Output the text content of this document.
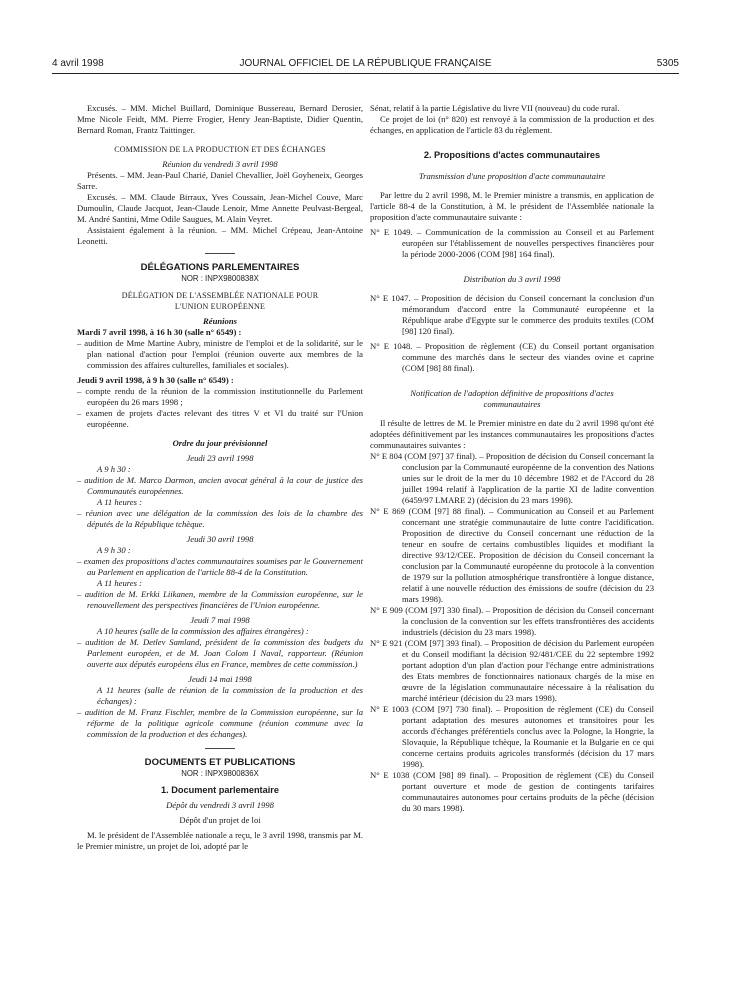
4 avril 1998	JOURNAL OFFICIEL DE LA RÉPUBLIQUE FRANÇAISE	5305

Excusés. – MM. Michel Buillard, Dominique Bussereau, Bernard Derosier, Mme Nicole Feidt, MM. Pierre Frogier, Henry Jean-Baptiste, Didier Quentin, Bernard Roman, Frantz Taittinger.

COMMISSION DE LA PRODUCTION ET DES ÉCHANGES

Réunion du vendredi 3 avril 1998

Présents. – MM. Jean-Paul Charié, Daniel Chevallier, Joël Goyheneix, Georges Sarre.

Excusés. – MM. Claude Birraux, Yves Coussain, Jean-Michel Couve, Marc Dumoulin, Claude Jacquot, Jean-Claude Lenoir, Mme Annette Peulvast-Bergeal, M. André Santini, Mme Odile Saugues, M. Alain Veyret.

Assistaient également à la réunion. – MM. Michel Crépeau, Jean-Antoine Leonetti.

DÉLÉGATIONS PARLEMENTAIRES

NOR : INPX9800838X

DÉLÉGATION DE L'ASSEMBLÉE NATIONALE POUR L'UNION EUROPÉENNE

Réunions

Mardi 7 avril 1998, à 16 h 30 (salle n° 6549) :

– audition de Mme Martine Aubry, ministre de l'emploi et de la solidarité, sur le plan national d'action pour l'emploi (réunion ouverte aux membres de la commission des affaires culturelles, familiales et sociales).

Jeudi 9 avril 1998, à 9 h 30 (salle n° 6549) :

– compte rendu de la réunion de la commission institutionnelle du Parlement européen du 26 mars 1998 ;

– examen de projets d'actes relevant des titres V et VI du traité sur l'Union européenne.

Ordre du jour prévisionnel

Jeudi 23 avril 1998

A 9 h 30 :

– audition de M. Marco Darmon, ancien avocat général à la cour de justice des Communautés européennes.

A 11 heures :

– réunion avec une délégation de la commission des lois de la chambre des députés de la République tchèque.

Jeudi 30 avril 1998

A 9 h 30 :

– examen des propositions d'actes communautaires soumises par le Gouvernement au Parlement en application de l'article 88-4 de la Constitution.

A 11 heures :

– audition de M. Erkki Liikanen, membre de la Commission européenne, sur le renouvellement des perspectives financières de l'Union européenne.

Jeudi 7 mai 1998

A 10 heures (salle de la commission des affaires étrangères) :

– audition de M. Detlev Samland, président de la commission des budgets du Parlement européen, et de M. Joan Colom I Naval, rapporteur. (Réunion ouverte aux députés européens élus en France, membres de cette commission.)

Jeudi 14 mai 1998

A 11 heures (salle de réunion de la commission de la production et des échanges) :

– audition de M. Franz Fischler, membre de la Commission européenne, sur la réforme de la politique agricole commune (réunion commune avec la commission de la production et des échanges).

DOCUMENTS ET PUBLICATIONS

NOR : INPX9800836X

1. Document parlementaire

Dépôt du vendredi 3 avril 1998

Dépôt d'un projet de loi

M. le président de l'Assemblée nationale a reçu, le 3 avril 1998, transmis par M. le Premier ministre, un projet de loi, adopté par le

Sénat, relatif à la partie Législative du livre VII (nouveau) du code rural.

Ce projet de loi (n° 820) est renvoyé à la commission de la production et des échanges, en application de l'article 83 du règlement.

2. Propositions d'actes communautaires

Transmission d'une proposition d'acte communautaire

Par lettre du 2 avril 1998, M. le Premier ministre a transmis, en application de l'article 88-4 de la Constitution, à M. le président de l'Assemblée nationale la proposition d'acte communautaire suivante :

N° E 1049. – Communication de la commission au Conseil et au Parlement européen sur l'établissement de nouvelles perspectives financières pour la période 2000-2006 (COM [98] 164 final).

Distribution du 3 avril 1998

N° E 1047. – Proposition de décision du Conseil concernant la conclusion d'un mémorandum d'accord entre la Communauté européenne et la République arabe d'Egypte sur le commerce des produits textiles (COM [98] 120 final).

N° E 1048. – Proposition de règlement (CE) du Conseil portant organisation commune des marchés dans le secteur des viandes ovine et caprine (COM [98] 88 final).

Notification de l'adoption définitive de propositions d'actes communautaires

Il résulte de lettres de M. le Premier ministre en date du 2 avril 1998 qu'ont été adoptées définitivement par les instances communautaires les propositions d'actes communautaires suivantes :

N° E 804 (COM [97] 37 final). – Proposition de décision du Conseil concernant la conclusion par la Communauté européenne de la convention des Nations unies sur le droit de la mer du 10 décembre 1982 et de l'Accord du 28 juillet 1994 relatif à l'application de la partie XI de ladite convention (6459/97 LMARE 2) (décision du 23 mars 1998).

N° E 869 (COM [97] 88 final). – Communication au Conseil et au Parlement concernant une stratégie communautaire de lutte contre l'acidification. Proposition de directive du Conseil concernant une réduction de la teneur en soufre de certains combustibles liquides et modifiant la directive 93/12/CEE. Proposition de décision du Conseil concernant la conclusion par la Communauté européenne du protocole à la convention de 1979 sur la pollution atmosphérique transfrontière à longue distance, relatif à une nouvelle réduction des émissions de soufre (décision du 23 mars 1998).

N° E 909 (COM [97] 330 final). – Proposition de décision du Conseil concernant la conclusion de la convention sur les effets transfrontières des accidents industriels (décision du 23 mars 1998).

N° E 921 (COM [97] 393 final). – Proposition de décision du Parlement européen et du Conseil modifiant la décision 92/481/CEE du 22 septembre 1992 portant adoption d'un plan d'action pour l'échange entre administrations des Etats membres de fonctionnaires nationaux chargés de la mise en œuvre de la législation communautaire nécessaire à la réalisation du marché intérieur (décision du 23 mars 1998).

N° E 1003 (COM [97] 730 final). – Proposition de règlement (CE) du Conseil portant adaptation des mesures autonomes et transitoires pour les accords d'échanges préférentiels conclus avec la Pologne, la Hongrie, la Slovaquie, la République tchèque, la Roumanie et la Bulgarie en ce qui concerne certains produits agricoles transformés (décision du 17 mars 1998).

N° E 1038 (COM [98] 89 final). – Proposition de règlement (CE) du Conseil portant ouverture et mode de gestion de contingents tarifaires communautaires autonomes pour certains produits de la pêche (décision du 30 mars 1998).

> **Exercise objective**
Look for the word "affaires" in every line of the listing and copy the lines that have it.

> **Response to the task**
– audition de Mme Martine Aubry, ministre de l'emploi et de la solidarité, sur le plan national d'action pour l'emploi (réunion ouverte aux membres de la commission des affaires culturelles, familiales et sociales).
A 10 heures (salle de la commission des affaires étrangères) :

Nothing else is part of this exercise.